[WHAT YOU WILL DO] Gather the lines from the material that contain "trillion".
>> START MATERIALS PROVIDED
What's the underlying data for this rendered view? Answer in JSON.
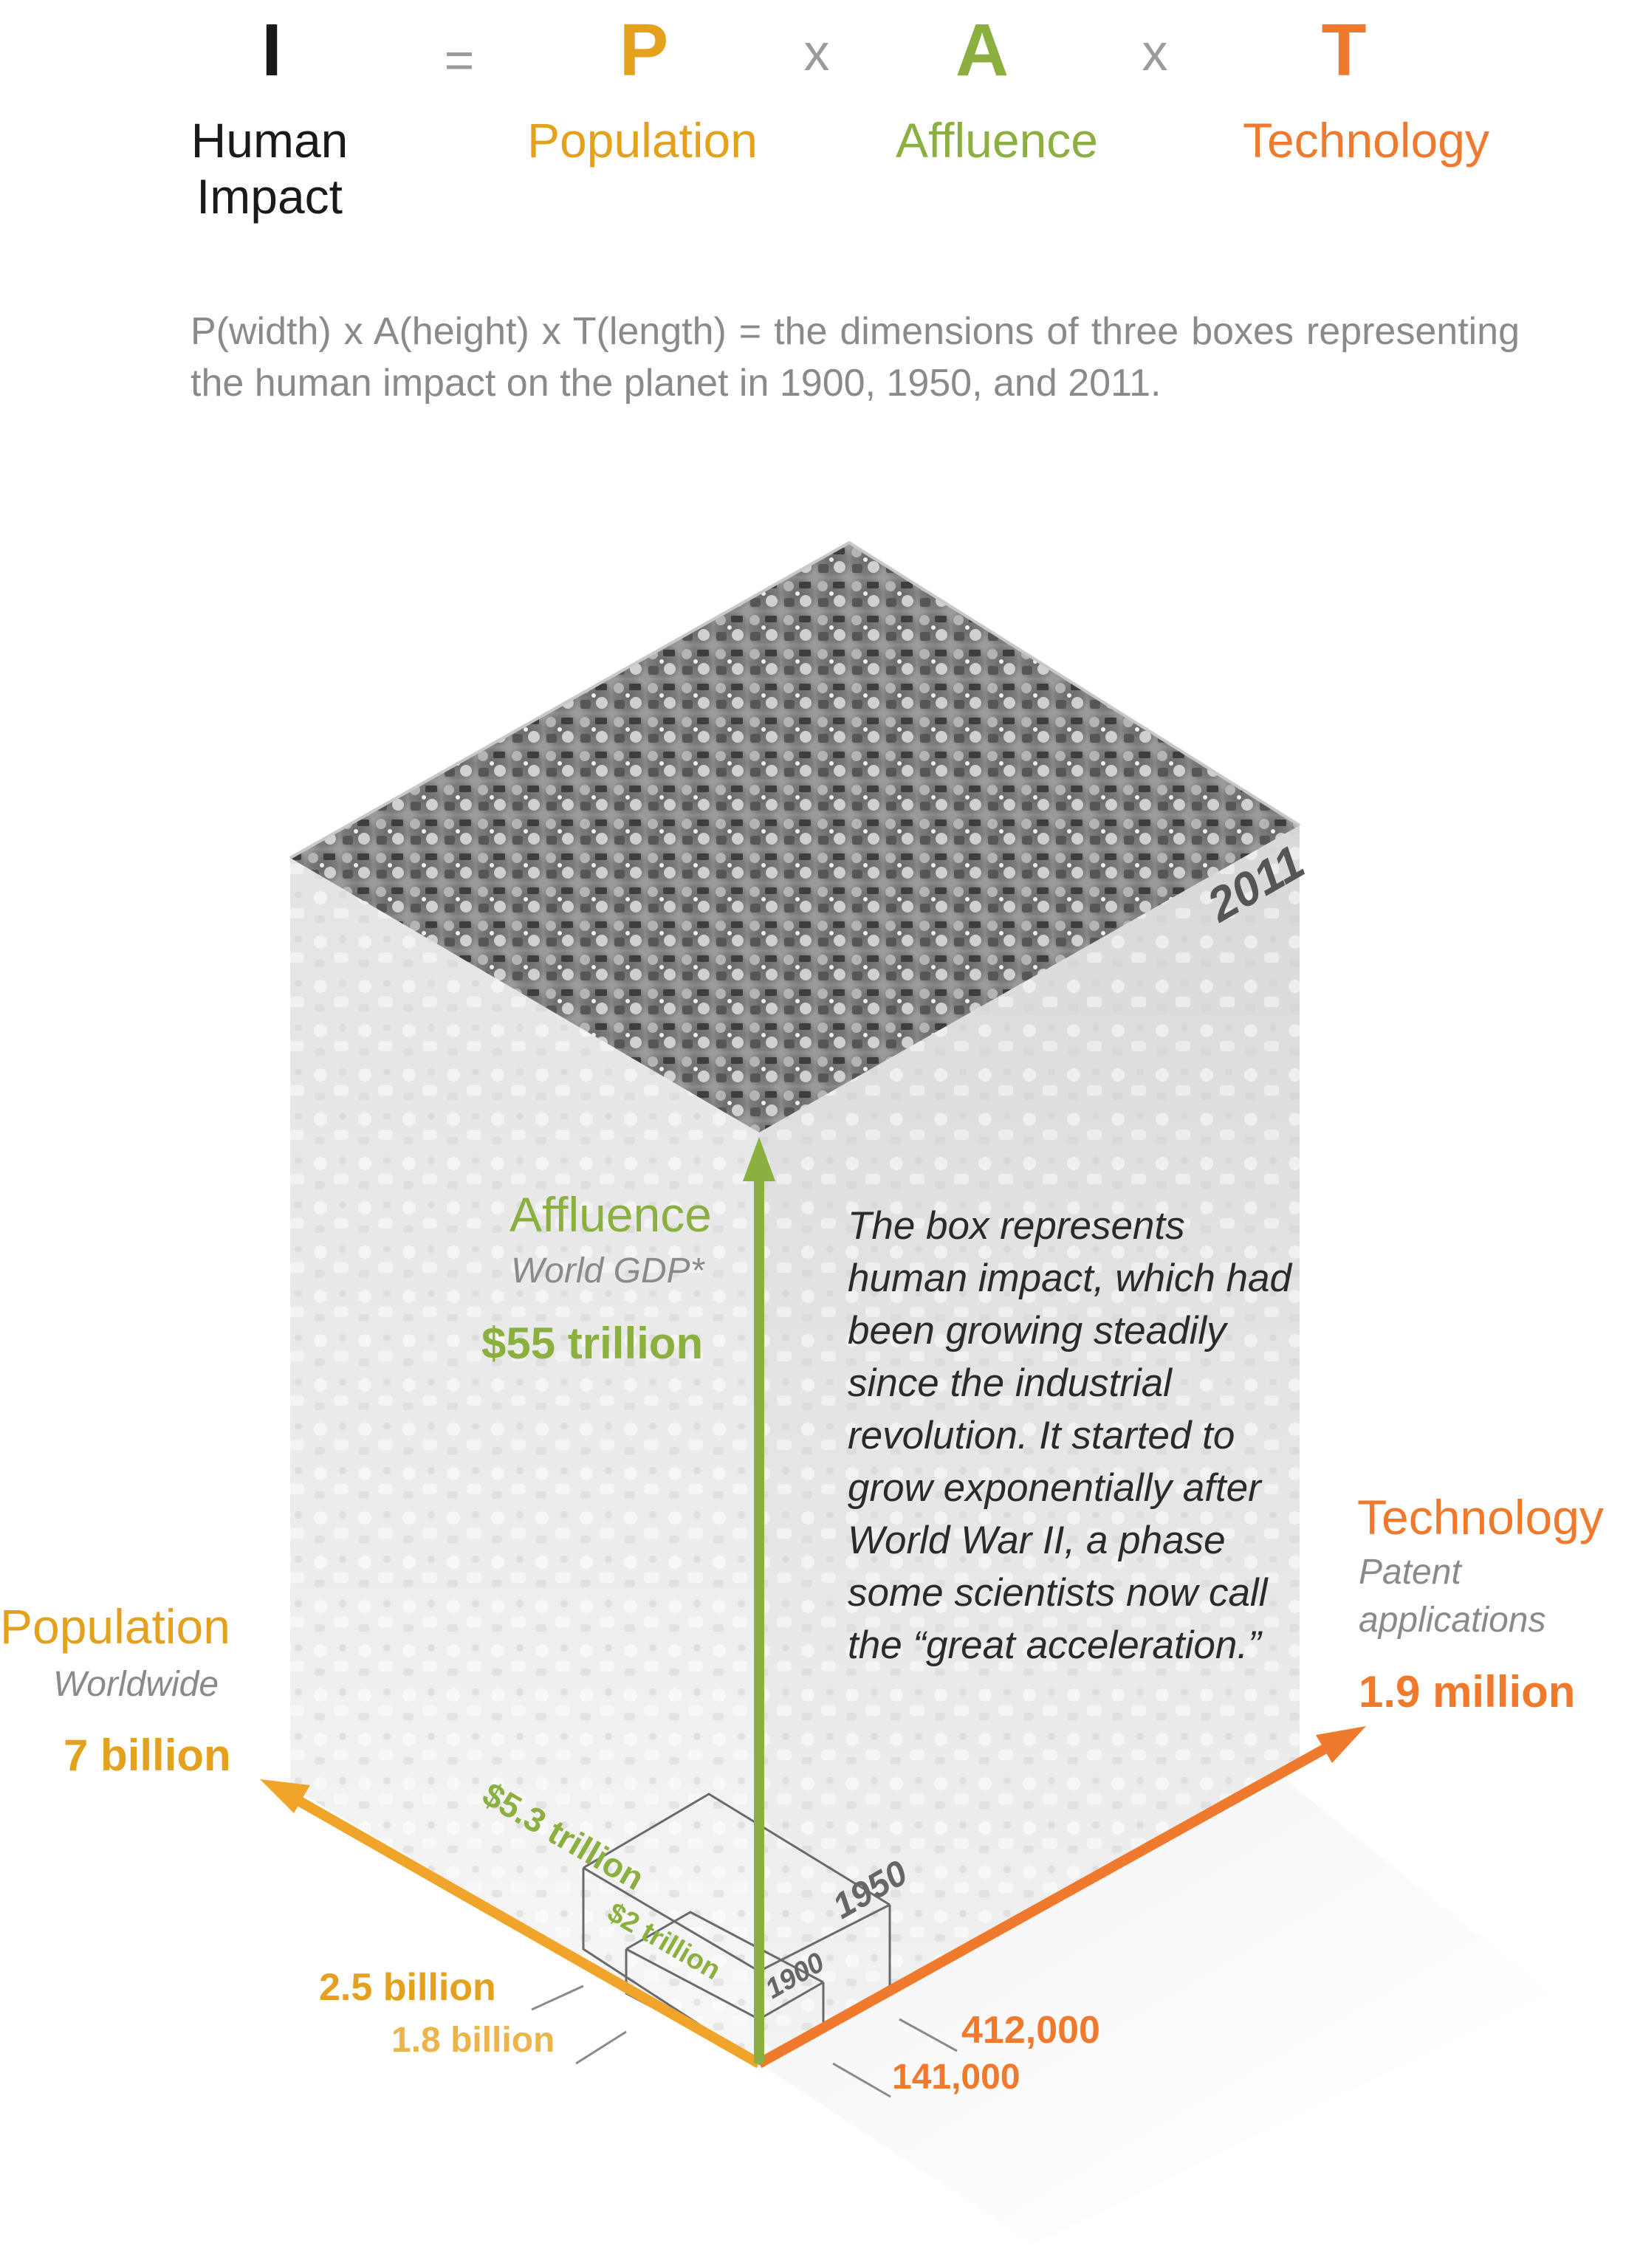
{
  "equation": {
    "i": {
      "letter": "I",
      "word_line1": "Human",
      "word_line2": "Impact",
      "color": "#1a1a1a"
    },
    "equals": "=",
    "p": {
      "letter": "P",
      "word": "Population",
      "color": "#e3a11d"
    },
    "times1": "x",
    "a": {
      "letter": "A",
      "word": "Affluence",
      "color": "#8bb040"
    },
    "times2": "x",
    "t": {
      "letter": "T",
      "word": "Technology",
      "color": "#ef7a2d"
    }
  },
  "caption": "P(width) x A(height) x T(length) = the dimensions of three boxes representing the human impact on the planet in 1900, 1950, and 2011.",
  "box": {
    "year_2011": "2011",
    "year_1950": "1950",
    "year_1900": "1900"
  },
  "affluence": {
    "title": "Affluence",
    "subtitle": "World GDP*",
    "value": "$55 trillion",
    "value_1950": "$5.3 trillion",
    "value_1900": "$2 trillion"
  },
  "population": {
    "title": "Population",
    "subtitle": "Worldwide",
    "value": "7 billion",
    "value_1950": "2.5 billion",
    "value_1900": "1.8 billion"
  },
  "technology": {
    "title": "Technology",
    "subtitle_line1": "Patent",
    "subtitle_line2": "applications",
    "value": "1.9 million",
    "value_1950": "412,000",
    "value_1900": "141,000"
  },
  "story": "The box represents human impact, which had been growing steadily since the industrial revolution. It started to grow exponentially after World War II, a phase some scientists now call the “great acceleration.”"
}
>> END MATERIALS PROVIDED
[FULL SOLUTION]
    "value": "$55 trillion",
    "value_1950": "$5.3 trillion",
    "value_1900": "$2 trillion"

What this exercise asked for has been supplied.